_SET PROBLEM_:
Report how many lines in the records below contain the word "made". Give only the number.

_Data records_:

>> START

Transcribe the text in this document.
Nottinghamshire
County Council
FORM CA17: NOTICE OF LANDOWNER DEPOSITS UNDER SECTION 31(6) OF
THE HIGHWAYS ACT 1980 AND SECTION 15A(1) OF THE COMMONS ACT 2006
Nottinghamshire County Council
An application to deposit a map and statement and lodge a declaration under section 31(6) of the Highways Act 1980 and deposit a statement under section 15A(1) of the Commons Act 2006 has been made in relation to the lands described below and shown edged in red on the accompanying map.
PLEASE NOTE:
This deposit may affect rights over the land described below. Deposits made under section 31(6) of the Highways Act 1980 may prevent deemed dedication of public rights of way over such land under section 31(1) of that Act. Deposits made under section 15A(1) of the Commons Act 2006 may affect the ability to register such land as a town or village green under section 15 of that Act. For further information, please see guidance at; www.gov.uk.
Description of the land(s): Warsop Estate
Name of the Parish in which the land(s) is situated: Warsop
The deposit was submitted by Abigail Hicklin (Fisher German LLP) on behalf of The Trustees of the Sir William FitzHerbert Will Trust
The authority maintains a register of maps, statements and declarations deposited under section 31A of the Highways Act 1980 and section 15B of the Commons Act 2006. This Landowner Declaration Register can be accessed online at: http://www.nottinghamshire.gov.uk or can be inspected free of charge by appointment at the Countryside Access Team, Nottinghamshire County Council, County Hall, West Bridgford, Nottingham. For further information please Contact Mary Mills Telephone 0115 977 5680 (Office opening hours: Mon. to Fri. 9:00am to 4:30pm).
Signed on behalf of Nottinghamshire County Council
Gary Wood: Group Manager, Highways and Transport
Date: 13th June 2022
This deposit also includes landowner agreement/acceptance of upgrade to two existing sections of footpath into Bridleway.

>> END

_FULL SOLUTION_:
2